TASK TO CARRY OUT -> In the entries that follow, how many lines contain the word "Brightness"? Answer with the number only.

LISTING ->
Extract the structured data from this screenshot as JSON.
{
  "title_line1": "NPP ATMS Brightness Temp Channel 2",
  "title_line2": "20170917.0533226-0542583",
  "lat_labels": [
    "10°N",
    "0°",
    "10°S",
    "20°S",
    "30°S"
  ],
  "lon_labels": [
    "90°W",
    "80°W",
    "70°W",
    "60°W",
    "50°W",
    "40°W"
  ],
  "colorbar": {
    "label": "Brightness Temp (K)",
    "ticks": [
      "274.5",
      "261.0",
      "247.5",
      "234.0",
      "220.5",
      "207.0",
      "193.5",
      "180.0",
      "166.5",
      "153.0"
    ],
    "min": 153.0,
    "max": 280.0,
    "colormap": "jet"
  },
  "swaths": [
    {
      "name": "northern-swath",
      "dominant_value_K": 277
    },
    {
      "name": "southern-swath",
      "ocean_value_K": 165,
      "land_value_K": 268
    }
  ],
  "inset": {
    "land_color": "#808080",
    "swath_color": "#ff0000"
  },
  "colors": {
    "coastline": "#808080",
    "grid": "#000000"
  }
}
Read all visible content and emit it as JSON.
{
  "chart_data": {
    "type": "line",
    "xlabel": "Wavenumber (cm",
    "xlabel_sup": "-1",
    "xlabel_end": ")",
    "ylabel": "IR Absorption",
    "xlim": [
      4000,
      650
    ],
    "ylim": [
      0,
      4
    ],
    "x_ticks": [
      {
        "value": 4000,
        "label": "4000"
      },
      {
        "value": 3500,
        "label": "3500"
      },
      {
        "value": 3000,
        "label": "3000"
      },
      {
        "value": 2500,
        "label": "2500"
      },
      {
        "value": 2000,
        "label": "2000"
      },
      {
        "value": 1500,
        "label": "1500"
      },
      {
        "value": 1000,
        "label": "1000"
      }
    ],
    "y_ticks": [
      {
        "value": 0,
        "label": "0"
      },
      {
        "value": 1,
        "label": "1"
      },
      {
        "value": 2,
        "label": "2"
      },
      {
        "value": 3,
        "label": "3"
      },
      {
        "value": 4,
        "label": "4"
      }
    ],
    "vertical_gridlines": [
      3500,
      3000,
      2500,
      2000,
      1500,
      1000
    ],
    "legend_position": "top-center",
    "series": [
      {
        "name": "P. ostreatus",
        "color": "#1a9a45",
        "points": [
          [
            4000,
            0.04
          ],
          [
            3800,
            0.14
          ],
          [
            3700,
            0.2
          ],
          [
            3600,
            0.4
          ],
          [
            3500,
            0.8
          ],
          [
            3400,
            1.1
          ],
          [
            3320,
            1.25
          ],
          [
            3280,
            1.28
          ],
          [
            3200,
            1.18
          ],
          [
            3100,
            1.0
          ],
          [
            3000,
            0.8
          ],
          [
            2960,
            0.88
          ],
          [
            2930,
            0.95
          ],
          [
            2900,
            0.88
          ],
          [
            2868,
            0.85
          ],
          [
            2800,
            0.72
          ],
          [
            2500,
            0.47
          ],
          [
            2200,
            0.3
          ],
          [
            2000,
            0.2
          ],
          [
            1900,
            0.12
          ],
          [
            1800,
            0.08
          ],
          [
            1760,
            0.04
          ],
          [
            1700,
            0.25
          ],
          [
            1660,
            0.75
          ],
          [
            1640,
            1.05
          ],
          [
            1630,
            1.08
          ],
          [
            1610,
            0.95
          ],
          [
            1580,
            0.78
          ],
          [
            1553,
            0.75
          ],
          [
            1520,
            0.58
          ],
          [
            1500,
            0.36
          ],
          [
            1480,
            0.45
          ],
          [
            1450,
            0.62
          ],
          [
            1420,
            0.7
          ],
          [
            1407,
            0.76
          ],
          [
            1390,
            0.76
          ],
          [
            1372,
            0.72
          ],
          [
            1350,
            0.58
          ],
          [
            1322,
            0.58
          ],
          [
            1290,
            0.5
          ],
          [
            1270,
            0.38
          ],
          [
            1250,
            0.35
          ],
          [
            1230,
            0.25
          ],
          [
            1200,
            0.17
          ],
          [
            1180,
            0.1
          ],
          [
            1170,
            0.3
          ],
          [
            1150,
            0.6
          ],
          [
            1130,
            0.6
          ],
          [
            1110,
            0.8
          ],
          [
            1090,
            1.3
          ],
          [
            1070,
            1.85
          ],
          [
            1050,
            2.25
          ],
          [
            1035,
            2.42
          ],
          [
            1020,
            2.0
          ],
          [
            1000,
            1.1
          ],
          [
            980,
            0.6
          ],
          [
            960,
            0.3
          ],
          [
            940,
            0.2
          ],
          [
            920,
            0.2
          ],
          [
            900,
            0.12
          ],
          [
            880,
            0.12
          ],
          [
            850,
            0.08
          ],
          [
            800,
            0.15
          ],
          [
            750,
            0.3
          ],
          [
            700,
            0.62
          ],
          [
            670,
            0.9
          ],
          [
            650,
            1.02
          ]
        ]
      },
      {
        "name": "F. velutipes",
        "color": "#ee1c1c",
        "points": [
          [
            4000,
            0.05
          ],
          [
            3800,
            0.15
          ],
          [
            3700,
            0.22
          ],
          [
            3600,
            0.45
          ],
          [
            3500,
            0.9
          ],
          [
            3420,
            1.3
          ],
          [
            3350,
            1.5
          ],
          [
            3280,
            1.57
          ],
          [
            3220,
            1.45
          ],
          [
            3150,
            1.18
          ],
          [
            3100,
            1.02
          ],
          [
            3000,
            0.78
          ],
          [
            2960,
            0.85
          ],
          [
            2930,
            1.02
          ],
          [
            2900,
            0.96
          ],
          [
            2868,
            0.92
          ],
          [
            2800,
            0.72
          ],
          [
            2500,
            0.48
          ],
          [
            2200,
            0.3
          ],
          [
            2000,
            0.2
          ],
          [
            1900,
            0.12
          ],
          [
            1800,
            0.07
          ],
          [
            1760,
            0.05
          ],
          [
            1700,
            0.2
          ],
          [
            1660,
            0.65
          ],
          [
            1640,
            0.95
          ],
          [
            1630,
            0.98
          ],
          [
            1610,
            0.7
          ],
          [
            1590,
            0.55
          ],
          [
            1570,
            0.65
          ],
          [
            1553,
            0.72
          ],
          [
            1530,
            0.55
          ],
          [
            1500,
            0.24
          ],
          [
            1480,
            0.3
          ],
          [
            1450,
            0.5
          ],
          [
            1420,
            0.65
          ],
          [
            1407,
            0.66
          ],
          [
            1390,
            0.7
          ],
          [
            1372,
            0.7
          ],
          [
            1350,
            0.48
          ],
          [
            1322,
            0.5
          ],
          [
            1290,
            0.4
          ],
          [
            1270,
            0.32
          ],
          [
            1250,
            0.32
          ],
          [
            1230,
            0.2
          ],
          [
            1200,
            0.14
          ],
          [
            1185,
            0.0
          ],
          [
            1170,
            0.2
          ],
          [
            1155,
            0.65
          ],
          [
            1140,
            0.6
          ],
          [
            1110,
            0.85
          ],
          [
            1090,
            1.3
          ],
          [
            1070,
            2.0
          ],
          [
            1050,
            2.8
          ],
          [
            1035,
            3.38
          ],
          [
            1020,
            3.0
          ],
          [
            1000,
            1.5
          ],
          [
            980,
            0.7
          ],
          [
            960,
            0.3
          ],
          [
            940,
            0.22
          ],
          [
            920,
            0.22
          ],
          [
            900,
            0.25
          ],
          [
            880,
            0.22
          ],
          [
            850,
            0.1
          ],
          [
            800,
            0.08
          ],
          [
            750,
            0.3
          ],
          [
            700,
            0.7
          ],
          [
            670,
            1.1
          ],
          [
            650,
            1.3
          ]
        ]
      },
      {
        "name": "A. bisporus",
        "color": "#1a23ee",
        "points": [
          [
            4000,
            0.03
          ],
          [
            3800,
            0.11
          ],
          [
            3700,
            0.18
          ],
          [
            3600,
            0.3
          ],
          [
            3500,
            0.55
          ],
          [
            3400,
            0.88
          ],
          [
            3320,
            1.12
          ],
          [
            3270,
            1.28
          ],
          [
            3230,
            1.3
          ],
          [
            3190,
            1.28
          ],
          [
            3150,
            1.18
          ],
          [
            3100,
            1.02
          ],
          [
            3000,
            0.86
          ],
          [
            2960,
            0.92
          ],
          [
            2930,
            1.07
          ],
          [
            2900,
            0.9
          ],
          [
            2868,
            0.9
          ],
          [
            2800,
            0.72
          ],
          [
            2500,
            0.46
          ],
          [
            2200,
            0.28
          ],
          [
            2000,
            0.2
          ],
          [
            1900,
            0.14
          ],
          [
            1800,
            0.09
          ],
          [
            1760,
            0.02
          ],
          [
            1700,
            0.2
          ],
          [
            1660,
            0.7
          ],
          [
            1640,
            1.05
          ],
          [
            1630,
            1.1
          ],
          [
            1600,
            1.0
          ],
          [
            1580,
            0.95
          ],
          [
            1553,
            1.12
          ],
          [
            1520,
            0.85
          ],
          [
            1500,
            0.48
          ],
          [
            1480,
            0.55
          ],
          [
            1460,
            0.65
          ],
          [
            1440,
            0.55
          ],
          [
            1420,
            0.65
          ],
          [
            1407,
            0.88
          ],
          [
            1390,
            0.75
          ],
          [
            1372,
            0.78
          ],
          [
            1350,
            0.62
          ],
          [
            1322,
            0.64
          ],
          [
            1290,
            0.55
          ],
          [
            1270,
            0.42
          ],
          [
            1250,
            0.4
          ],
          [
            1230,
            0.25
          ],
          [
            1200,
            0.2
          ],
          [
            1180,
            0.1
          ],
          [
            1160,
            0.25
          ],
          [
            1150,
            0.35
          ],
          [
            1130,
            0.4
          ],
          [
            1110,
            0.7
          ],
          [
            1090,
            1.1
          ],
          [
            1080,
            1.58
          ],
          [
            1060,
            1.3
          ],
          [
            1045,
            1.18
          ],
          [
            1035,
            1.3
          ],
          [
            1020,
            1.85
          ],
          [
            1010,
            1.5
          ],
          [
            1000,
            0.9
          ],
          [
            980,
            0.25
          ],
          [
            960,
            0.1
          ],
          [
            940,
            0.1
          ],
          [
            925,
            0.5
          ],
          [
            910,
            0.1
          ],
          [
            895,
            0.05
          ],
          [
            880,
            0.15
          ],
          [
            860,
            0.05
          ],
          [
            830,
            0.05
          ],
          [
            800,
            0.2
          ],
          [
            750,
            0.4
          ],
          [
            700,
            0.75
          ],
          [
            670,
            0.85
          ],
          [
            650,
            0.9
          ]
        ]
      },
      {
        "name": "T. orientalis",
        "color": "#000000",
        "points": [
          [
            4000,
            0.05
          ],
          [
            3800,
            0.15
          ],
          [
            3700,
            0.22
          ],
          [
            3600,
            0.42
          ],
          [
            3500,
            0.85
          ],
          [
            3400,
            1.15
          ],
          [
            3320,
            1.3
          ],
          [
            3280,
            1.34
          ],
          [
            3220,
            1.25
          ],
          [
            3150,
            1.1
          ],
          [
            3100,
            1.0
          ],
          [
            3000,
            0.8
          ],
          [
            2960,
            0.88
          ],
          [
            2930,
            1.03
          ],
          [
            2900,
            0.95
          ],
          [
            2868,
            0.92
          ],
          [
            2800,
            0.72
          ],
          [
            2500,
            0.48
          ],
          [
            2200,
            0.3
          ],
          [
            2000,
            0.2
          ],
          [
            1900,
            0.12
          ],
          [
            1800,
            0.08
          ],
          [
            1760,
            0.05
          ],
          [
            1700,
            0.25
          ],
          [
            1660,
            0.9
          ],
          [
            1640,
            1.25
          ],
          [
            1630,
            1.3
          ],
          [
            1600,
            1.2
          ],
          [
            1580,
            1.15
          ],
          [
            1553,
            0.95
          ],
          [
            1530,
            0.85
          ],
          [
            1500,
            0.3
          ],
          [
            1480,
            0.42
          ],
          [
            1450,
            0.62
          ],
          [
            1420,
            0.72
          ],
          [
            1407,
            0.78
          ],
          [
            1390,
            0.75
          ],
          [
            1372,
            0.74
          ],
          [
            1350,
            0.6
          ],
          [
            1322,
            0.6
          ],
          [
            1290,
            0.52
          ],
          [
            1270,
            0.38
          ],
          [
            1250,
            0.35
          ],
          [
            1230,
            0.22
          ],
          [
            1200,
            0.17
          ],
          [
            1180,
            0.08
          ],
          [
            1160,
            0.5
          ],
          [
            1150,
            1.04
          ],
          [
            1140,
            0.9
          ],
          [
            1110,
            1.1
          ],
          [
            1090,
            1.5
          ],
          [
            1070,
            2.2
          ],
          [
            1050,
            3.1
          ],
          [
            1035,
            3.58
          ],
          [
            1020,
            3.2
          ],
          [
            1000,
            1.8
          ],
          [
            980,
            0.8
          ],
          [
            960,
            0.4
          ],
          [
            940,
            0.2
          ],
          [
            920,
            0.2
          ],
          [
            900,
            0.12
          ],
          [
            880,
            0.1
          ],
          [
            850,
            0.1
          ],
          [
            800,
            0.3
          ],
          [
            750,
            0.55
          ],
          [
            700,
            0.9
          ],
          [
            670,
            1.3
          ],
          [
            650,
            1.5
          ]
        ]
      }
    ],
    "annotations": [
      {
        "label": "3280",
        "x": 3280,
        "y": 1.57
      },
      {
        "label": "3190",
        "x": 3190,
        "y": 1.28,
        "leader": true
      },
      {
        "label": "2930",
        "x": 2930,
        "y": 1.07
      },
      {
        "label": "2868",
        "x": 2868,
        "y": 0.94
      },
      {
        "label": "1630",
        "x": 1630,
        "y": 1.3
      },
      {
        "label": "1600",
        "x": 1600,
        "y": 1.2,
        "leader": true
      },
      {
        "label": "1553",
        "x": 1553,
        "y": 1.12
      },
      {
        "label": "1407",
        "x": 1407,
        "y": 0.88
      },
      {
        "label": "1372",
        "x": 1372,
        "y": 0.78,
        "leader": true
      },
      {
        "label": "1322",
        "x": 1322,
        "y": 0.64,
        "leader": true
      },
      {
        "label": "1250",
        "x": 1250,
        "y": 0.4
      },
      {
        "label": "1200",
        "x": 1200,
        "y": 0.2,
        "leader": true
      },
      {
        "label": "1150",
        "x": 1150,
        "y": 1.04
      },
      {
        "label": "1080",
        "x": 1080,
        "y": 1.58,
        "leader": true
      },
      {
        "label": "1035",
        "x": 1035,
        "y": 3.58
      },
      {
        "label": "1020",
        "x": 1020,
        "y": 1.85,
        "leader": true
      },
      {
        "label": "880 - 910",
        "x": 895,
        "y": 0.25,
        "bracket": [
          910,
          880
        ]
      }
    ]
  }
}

THE COMPLETED TASK -> 2